## DO THIS
Write the data out again in full, with no departure from the original.
___ DATA FOR THIS EXERCISE ___
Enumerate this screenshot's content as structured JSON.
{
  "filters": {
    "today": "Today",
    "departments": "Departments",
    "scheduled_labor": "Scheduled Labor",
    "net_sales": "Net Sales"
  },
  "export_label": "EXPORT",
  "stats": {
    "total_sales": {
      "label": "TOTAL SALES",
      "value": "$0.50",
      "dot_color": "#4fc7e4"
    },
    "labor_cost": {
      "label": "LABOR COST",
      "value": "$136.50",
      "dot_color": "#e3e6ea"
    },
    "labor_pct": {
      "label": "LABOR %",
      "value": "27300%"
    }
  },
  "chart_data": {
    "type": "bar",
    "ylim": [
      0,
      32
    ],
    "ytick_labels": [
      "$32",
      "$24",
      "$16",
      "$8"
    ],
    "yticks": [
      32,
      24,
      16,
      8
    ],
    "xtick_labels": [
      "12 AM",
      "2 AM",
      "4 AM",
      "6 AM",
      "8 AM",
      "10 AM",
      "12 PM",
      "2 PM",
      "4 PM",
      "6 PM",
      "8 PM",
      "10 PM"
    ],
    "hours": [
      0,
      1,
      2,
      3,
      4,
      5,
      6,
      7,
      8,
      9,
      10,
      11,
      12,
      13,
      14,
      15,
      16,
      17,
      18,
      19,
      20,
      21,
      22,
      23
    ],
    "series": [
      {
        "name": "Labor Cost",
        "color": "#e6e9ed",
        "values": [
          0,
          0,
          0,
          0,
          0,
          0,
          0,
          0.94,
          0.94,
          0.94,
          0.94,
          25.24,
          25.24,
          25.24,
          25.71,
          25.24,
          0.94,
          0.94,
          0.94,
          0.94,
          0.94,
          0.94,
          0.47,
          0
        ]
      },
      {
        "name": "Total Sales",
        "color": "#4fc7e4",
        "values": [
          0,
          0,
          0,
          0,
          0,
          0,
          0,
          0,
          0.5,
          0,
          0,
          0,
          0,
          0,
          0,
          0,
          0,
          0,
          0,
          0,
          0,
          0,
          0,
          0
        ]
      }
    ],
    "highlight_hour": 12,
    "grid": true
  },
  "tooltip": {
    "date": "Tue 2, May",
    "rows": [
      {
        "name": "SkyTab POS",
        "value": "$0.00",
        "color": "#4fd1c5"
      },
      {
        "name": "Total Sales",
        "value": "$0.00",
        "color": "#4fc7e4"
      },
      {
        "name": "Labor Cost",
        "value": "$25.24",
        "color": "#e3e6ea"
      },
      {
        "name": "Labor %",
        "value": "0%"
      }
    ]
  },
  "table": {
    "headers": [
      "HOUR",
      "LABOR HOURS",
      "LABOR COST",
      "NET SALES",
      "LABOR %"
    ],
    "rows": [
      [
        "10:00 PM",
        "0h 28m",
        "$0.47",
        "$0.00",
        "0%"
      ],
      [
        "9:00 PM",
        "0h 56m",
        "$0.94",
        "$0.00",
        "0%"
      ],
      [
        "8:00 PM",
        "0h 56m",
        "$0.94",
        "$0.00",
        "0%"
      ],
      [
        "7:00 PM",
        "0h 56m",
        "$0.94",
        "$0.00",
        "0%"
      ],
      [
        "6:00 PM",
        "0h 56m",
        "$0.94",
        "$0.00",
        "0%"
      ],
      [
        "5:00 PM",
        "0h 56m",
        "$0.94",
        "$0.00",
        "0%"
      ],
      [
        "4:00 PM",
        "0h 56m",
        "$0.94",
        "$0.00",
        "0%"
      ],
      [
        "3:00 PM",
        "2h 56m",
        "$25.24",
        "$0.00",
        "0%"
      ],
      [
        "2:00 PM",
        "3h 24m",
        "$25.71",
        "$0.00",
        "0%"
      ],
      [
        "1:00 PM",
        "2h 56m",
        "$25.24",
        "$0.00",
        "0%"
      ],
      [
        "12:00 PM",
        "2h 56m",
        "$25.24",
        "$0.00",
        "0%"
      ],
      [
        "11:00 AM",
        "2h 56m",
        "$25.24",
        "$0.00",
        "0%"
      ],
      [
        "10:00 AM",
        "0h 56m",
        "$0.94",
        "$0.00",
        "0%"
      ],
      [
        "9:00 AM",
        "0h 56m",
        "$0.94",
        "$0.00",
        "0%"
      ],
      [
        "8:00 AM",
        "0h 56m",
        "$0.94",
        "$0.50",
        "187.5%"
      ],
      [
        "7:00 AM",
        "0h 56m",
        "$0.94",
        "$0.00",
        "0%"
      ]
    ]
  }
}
___
## RESULT FOR THIS EXERCISE
Enumerate this screenshot's content as structured JSON.
{
  "filters": {
    "today": "Today",
    "departments": "Departments",
    "scheduled_labor": "Scheduled Labor",
    "net_sales": "Net Sales"
  },
  "export_label": "EXPORT",
  "stats": {
    "total_sales": {
      "label": "TOTAL SALES",
      "value": "$0.50",
      "dot_color": "#4fc7e4"
    },
    "labor_cost": {
      "label": "LABOR COST",
      "value": "$136.50",
      "dot_color": "#e3e6ea"
    },
    "labor_pct": {
      "label": "LABOR %",
      "value": "27300%"
    }
  },
  "chart_data": {
    "type": "bar",
    "ylim": [
      0,
      32
    ],
    "ytick_labels": [
      "$32",
      "$24",
      "$16",
      "$8"
    ],
    "yticks": [
      32,
      24,
      16,
      8
    ],
    "xtick_labels": [
      "12 AM",
      "2 AM",
      "4 AM",
      "6 AM",
      "8 AM",
      "10 AM",
      "12 PM",
      "2 PM",
      "4 PM",
      "6 PM",
      "8 PM",
      "10 PM"
    ],
    "hours": [
      0,
      1,
      2,
      3,
      4,
      5,
      6,
      7,
      8,
      9,
      10,
      11,
      12,
      13,
      14,
      15,
      16,
      17,
      18,
      19,
      20,
      21,
      22,
      23
    ],
    "series": [
      {
        "name": "Labor Cost",
        "color": "#e6e9ed",
        "values": [
          0,
          0,
          0,
          0,
          0,
          0,
          0,
          0.94,
          0.94,
          0.94,
          0.94,
          25.24,
          25.24,
          25.24,
          25.71,
          25.24,
          0.94,
          0.94,
          0.94,
          0.94,
          0.94,
          0.94,
          0.47,
          0
        ]
      },
      {
        "name": "Total Sales",
        "color": "#4fc7e4",
        "values": [
          0,
          0,
          0,
          0,
          0,
          0,
          0,
          0,
          0.5,
          0,
          0,
          0,
          0,
          0,
          0,
          0,
          0,
          0,
          0,
          0,
          0,
          0,
          0,
          0
        ]
      }
    ],
    "highlight_hour": 12,
    "grid": true
  },
  "tooltip": {
    "date": "Tue 2, May",
    "rows": [
      {
        "name": "SkyTab POS",
        "value": "$0.00",
        "color": "#4fd1c5"
      },
      {
        "name": "Total Sales",
        "value": "$0.00",
        "color": "#4fc7e4"
      },
      {
        "name": "Labor Cost",
        "value": "$25.24",
        "color": "#e3e6ea"
      },
      {
        "name": "Labor %",
        "value": "0%"
      }
    ]
  },
  "table": {
    "headers": [
      "HOUR",
      "LABOR HOURS",
      "LABOR COST",
      "NET SALES",
      "LABOR %"
    ],
    "rows": [
      [
        "10:00 PM",
        "0h 28m",
        "$0.47",
        "$0.00",
        "0%"
      ],
      [
        "9:00 PM",
        "0h 56m",
        "$0.94",
        "$0.00",
        "0%"
      ],
      [
        "8:00 PM",
        "0h 56m",
        "$0.94",
        "$0.00",
        "0%"
      ],
      [
        "7:00 PM",
        "0h 56m",
        "$0.94",
        "$0.00",
        "0%"
      ],
      [
        "6:00 PM",
        "0h 56m",
        "$0.94",
        "$0.00",
        "0%"
      ],
      [
        "5:00 PM",
        "0h 56m",
        "$0.94",
        "$0.00",
        "0%"
      ],
      [
        "4:00 PM",
        "0h 56m",
        "$0.94",
        "$0.00",
        "0%"
      ],
      [
        "3:00 PM",
        "2h 56m",
        "$25.24",
        "$0.00",
        "0%"
      ],
      [
        "2:00 PM",
        "3h 24m",
        "$25.71",
        "$0.00",
        "0%"
      ],
      [
        "1:00 PM",
        "2h 56m",
        "$25.24",
        "$0.00",
        "0%"
      ],
      [
        "12:00 PM",
        "2h 56m",
        "$25.24",
        "$0.00",
        "0%"
      ],
      [
        "11:00 AM",
        "2h 56m",
        "$25.24",
        "$0.00",
        "0%"
      ],
      [
        "10:00 AM",
        "0h 56m",
        "$0.94",
        "$0.00",
        "0%"
      ],
      [
        "9:00 AM",
        "0h 56m",
        "$0.94",
        "$0.00",
        "0%"
      ],
      [
        "8:00 AM",
        "0h 56m",
        "$0.94",
        "$0.50",
        "187.5%"
      ],
      [
        "7:00 AM",
        "0h 56m",
        "$0.94",
        "$0.00",
        "0%"
      ]
    ]
  }
}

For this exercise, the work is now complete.